### GIVEN REQUEST
Copy every line of the listing that holds the string "нашего".

--- --- ---

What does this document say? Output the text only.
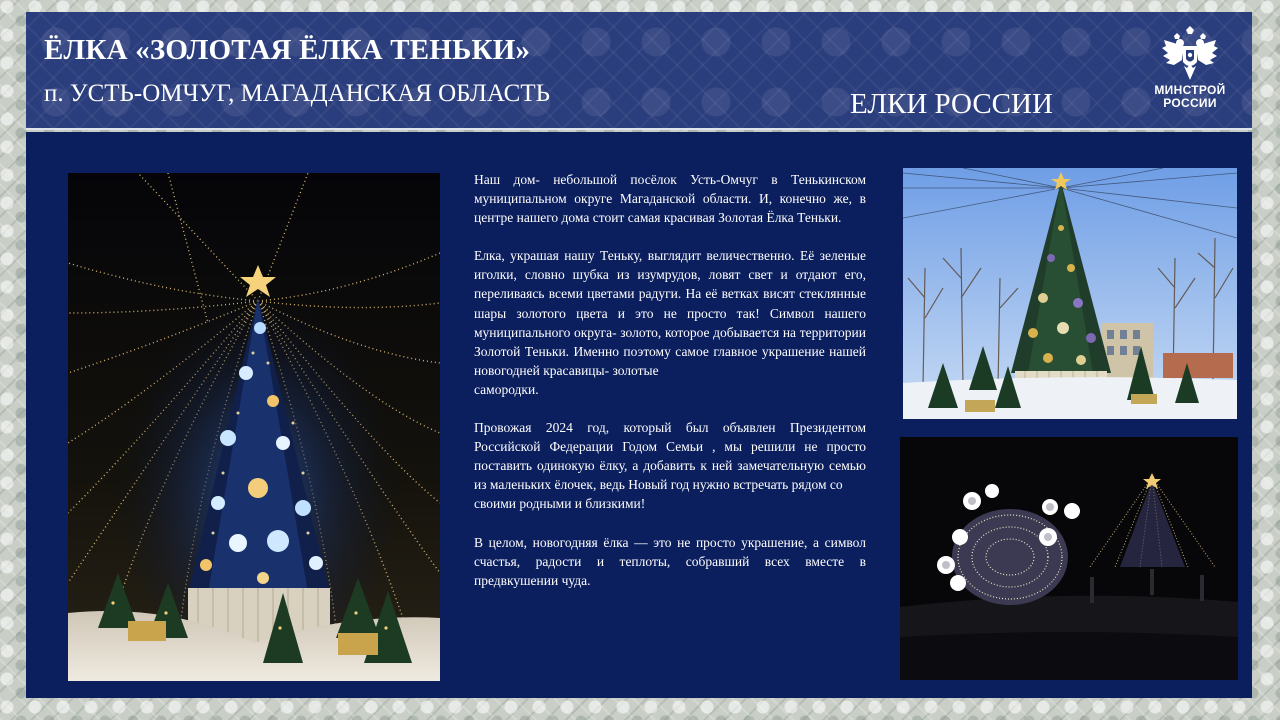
ЁЛКА «ЗОЛОТАЯ ЁЛКА ТЕНЬКИ»
п. УСТЬ-ОМЧУГ, МАГАДАНСКАЯ ОБЛАСТЬ	ЕЛКИ РОССИИ	МИНСТРОЙ
РОССИИ

Наш дом- небольшой посёлок Усть-Омчуг в Тенькинском муниципальном округе Магаданской области. И, конечно же, в центре нашего дома стоит самая красивая Золотая Ёлка Теньки.

Елка, украшая нашу Теньку, выглядит величественно. Её зеленые иголки, словно шубка из изумрудов, ловят свет и отдают его, переливаясь всеми цветами радуги. На её ветках висят стеклянные шары золотого цвета и это не просто так! Символ нашего муниципального округа- золото, которое добывается на территории Золотой Теньки. Именно поэтому самое главное украшение нашей новогодней красавицы- золотые
самородки.

Провожая 2024 год, который был объявлен Президентом Российской Федерации Годом Семьи , мы решили не просто поставить одинокую ёлку, а добавить к ней замечательную семью из маленьких ёлочек, ведь Новый год нужно встречать рядом со
своими родными и близкими!

В целом, новогодняя ёлка — это не просто украшение, а символ счастья, радости и теплоты, собравший всех вместе в предвкушении чуда.
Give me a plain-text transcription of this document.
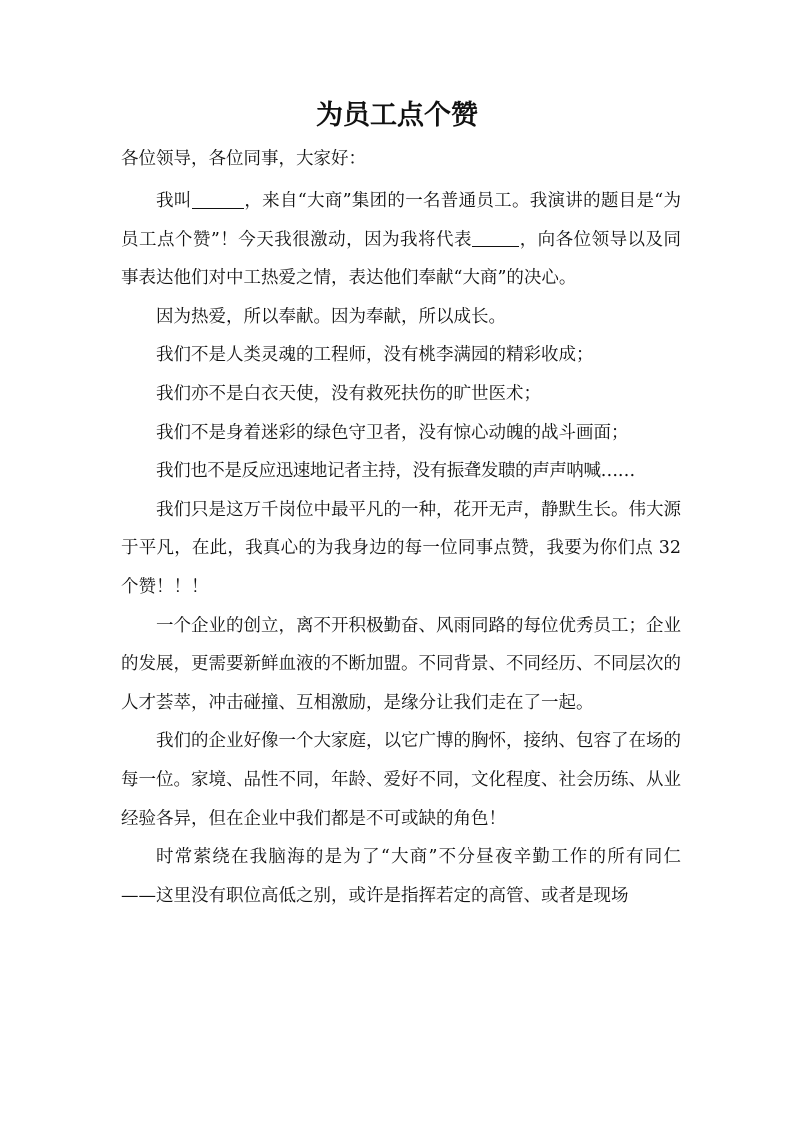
为员工点个赞

各位领导，各位同事，大家好：

我叫	，来自“大商”集团的一名普通员工。我演讲的题目是“为员工点个赞”！今天我很激动，因为我将代表	，向各位领导以及同事表达他们对中工热爱之情，表达他们奉献“大商”的决心。

因为热爱，所以奉献。因为奉献，所以成长。

我们不是人类灵魂的工程师，没有桃李满园的精彩收成；

我们亦不是白衣天使，没有救死扶伤的旷世医术；

我们不是身着迷彩的绿色守卫者，没有惊心动魄的战斗画面；

我们也不是反应迅速地记者主持，没有振聋发聩的声声呐喊……

我们只是这万千岗位中最平凡的一种，花开无声，静默生长。伟大源于平凡，在此，我真心的为我身边的每一位同事点赞，我要为你们点 32 个赞！！！

一个企业的创立，离不开积极勤奋、风雨同路的每位优秀员工；企业的发展，更需要新鲜血液的不断加盟。不同背景、不同经历、不同层次的人才荟萃，冲击碰撞、互相激励，是缘分让我们走在了一起。

我们的企业好像一个大家庭，以它广博的胸怀，接纳、包容了在场的每一位。家境、品性不同，年龄、爱好不同，文化程度、社会历练、从业经验各异，但在企业中我们都是不可或缺的角色！

时常萦绕在我脑海的是为了“大商”不分昼夜辛勤工作的所有同仁——这里没有职位高低之别，或许是指挥若定的高管、或者是现场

--- --- ---

### RESULT
Наш дом- небольшой посёлок Усть-Омчуг в Тенькинском муниципальном округе Магаданской области. И, конечно же, в центре нашего дома стоит самая красивая Золотая Ёлка Теньки.
Елка, украшая нашу Теньку, выглядит величественно. Её зеленые иголки, словно шубка из изумрудов, ловят свет и отдают его, переливаясь всеми цветами радуги. На её ветках висят стеклянные шары золотого цвета и это не просто так! Символ нашего муниципального округа- золото, которое добывается на территории Золотой Теньки. Именно поэтому самое главное украшение нашей новогодней красавицы- золотые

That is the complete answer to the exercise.